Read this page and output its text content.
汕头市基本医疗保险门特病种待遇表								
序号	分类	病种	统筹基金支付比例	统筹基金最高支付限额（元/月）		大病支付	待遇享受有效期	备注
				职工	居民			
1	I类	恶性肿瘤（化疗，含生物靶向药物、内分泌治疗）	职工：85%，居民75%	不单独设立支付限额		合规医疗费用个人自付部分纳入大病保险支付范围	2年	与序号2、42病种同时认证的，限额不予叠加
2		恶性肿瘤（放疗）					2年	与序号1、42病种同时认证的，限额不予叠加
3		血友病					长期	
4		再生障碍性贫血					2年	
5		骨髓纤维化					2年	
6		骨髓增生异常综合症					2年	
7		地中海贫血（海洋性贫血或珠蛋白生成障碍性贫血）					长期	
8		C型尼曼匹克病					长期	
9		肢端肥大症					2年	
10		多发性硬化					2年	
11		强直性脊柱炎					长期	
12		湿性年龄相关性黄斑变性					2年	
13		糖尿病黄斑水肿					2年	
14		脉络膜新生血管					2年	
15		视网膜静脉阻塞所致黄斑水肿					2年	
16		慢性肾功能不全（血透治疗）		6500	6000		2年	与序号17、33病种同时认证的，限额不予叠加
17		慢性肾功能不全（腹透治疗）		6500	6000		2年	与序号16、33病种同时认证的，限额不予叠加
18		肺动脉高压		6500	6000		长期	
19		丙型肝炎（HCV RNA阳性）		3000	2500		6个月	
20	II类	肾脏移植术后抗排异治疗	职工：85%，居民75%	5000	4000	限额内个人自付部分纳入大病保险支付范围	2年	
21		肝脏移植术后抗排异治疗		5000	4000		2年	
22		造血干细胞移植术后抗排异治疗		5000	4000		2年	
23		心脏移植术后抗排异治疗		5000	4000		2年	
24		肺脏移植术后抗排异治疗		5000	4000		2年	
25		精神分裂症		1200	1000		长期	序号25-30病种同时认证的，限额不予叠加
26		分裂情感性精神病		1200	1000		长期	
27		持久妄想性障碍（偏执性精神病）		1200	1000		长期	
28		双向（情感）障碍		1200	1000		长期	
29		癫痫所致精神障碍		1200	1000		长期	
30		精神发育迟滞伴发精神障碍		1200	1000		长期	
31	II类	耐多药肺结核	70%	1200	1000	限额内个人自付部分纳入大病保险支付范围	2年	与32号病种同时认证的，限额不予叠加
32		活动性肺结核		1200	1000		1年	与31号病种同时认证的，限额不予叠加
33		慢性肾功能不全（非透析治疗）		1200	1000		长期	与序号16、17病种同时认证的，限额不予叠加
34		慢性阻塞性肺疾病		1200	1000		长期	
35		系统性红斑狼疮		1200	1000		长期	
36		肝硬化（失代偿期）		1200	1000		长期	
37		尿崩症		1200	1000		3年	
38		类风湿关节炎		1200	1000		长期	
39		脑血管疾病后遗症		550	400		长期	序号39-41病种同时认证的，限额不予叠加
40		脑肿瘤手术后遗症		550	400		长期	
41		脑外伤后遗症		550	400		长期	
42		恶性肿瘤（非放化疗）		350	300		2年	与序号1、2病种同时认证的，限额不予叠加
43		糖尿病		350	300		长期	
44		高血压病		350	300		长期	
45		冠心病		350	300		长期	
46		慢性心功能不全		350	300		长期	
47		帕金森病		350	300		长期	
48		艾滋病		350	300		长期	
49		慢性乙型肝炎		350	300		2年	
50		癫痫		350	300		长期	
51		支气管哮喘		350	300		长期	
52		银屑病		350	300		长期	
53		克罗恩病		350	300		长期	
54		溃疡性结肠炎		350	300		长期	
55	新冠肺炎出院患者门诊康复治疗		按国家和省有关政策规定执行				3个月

=-=-=

Task directions:
Make an exact copy of all the data.

Finished answer:
Read this page and output its text content.
汕头市基本医疗保险门特病种待遇表								
序号	分类	病种	统筹基金支付比例	统筹基金最高支付限额（元/月）		大病支付	待遇享受有效期	备注
				职工	居民			
1	I类	恶性肿瘤（化疗，含生物靶向药物、内分泌治疗）	职工：85%，居民75%	不单独设立支付限额		合规医疗费用个人自付部分纳入大病保险支付范围	2年	与序号2、42病种同时认证的，限额不予叠加
2		恶性肿瘤（放疗）					2年	与序号1、42病种同时认证的，限额不予叠加
3		血友病					长期	
4		再生障碍性贫血					2年	
5		骨髓纤维化					2年	
6		骨髓增生异常综合症					2年	
7		地中海贫血（海洋性贫血或珠蛋白生成障碍性贫血）					长期	
8		C型尼曼匹克病					长期	
9		肢端肥大症					2年	
10		多发性硬化					2年	
11		强直性脊柱炎					长期	
12		湿性年龄相关性黄斑变性					2年	
13		糖尿病黄斑水肿					2年	
14		脉络膜新生血管					2年	
15		视网膜静脉阻塞所致黄斑水肿					2年	
16		慢性肾功能不全（血透治疗）		6500	6000		2年	与序号17、33病种同时认证的，限额不予叠加
17		慢性肾功能不全（腹透治疗）		6500	6000		2年	与序号16、33病种同时认证的，限额不予叠加
18		肺动脉高压		6500	6000		长期	
19		丙型肝炎（HCV RNA阳性）		3000	2500		6个月	
20	II类	肾脏移植术后抗排异治疗	职工：85%，居民75%	5000	4000	限额内个人自付部分纳入大病保险支付范围	2年	
21		肝脏移植术后抗排异治疗		5000	4000		2年	
22		造血干细胞移植术后抗排异治疗		5000	4000		2年	
23		心脏移植术后抗排异治疗		5000	4000		2年	
24		肺脏移植术后抗排异治疗		5000	4000		2年	
25		精神分裂症		1200	1000		长期	序号25-30病种同时认证的，限额不予叠加
26		分裂情感性精神病		1200	1000		长期	
27		持久妄想性障碍（偏执性精神病）		1200	1000		长期	
28		双向（情感）障碍		1200	1000		长期	
29		癫痫所致精神障碍		1200	1000		长期	
30		精神发育迟滞伴发精神障碍		1200	1000		长期	
31	II类	耐多药肺结核	70%	1200	1000	限额内个人自付部分纳入大病保险支付范围	2年	与32号病种同时认证的，限额不予叠加
32		活动性肺结核		1200	1000		1年	与31号病种同时认证的，限额不予叠加
33		慢性肾功能不全（非透析治疗）		1200	1000		长期	与序号16、17病种同时认证的，限额不予叠加
34		慢性阻塞性肺疾病		1200	1000		长期	
35		系统性红斑狼疮		1200	1000		长期	
36		肝硬化（失代偿期）		1200	1000		长期	
37		尿崩症		1200	1000		3年	
38		类风湿关节炎		1200	1000		长期	
39		脑血管疾病后遗症		550	400		长期	序号39-41病种同时认证的，限额不予叠加
40		脑肿瘤手术后遗症		550	400		长期	
41		脑外伤后遗症		550	400		长期	
42		恶性肿瘤（非放化疗）		350	300		2年	与序号1、2病种同时认证的，限额不予叠加
43		糖尿病		350	300		长期	
44		高血压病		350	300		长期	
45		冠心病		350	300		长期	
46		慢性心功能不全		350	300		长期	
47		帕金森病		350	300		长期	
48		艾滋病		350	300		长期	
49		慢性乙型肝炎		350	300		2年	
50		癫痫		350	300		长期	
51		支气管哮喘		350	300		长期	
52		银屑病		350	300		长期	
53		克罗恩病		350	300		长期	
54		溃疡性结肠炎		350	300		长期	
55	新冠肺炎出院患者门诊康复治疗		按国家和省有关政策规定执行				3个月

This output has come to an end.